Determine the count of lines holding the string "Thermal". Return only the number.

=== GIVEN ENTRIES ===

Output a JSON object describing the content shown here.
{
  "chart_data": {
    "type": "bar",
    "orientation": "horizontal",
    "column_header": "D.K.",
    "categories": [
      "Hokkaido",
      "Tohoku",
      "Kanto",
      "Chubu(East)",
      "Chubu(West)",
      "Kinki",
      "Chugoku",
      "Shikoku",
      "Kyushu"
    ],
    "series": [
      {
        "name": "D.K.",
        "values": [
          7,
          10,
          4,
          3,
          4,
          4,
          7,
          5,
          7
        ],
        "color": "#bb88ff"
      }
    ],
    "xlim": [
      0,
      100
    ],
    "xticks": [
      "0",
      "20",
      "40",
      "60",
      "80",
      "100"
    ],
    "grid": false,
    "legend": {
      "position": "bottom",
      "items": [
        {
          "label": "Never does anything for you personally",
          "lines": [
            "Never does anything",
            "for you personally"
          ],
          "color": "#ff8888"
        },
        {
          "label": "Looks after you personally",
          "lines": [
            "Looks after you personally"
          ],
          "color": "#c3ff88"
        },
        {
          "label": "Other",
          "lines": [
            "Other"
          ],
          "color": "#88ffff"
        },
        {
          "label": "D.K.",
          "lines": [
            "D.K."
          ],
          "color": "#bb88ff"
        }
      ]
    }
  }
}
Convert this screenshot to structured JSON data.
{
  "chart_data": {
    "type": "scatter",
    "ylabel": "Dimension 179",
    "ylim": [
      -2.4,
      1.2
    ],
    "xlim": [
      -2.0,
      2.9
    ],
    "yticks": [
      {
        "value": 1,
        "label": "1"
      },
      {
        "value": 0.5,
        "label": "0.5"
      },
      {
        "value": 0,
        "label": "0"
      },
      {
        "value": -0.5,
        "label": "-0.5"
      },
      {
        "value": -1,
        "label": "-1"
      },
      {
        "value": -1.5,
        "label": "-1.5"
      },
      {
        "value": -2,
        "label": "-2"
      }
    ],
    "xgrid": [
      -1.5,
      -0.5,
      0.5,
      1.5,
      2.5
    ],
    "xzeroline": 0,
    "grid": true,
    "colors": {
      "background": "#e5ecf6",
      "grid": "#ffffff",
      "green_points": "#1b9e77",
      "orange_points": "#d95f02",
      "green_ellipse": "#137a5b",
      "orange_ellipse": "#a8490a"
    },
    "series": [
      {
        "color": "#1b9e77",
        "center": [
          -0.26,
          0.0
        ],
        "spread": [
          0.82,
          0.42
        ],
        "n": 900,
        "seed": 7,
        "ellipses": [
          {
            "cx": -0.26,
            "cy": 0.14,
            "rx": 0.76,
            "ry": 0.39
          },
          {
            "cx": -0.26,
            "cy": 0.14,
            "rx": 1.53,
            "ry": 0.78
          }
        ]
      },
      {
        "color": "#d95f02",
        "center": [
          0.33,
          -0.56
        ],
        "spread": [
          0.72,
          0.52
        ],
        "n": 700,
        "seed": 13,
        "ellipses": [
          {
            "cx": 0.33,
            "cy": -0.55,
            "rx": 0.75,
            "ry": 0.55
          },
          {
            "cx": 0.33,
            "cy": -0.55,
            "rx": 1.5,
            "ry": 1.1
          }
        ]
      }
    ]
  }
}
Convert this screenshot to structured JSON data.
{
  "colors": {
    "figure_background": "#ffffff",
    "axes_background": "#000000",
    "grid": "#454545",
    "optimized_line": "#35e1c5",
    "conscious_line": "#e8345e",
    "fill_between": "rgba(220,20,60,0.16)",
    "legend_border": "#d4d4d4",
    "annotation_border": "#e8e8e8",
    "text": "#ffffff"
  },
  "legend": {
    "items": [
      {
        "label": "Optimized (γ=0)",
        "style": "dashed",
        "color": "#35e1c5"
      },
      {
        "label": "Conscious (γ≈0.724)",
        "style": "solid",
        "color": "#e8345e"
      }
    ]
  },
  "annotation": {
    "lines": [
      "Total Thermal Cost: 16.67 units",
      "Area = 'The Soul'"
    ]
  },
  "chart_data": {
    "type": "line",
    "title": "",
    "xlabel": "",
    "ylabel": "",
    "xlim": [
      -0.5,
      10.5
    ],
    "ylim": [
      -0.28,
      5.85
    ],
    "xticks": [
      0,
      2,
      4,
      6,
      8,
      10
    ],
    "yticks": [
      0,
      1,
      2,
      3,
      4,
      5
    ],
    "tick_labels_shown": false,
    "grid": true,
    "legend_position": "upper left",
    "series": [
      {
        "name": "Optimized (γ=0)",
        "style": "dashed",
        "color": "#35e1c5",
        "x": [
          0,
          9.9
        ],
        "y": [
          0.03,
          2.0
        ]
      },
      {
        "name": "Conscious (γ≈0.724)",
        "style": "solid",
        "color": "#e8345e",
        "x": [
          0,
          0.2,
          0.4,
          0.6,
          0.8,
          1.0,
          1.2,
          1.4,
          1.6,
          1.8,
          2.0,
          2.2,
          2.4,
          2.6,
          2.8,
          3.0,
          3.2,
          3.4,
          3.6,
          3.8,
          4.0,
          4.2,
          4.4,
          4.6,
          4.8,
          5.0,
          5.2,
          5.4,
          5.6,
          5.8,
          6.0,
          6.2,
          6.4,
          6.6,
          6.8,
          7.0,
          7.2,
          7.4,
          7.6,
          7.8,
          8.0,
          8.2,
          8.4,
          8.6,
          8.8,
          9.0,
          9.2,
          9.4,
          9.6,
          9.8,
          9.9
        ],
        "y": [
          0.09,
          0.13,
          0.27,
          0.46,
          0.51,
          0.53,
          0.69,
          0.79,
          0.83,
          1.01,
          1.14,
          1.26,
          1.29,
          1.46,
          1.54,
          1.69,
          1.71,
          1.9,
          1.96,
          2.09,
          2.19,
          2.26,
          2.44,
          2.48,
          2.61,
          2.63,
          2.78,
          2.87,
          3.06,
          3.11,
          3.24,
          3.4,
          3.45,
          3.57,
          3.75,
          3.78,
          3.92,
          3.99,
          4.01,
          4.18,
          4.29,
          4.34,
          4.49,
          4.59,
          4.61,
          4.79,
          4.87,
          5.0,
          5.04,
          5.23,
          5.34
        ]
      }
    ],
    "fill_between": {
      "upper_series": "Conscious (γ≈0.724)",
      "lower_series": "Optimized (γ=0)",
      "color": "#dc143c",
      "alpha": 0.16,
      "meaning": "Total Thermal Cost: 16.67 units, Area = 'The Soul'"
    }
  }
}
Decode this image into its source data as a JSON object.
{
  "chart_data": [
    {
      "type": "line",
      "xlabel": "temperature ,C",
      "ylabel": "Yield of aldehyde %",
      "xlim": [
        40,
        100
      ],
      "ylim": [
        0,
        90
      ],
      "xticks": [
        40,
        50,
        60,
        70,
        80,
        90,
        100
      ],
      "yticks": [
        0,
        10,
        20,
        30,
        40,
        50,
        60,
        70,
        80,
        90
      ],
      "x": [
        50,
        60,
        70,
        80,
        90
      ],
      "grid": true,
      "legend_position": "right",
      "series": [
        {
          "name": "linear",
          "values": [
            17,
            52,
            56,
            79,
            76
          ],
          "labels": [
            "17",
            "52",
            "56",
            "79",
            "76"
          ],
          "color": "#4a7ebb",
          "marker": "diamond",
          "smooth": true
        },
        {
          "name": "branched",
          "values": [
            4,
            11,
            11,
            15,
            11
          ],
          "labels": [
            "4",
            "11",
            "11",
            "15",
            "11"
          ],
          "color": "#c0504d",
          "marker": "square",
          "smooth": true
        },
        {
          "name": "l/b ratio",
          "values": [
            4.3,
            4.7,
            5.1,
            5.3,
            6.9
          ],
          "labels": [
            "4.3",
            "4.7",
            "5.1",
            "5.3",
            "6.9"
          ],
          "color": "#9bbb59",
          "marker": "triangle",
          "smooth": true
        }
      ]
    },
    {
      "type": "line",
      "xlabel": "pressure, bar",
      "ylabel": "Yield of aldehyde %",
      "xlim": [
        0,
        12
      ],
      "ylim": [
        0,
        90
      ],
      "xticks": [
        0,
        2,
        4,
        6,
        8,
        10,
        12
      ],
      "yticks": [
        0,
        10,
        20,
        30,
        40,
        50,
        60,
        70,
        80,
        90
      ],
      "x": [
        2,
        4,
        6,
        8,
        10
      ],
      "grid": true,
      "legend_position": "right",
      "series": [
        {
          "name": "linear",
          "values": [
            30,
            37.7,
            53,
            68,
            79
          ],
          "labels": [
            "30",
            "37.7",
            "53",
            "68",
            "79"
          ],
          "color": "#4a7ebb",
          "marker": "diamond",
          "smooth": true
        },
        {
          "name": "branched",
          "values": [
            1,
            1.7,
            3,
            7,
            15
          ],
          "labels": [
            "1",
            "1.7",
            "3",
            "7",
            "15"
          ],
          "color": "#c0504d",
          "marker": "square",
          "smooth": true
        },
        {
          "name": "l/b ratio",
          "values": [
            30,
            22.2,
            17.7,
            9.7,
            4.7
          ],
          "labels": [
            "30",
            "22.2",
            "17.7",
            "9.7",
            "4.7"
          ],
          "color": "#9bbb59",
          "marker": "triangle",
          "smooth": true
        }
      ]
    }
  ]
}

===

SOLUTION TO THE EXERCISE ->
2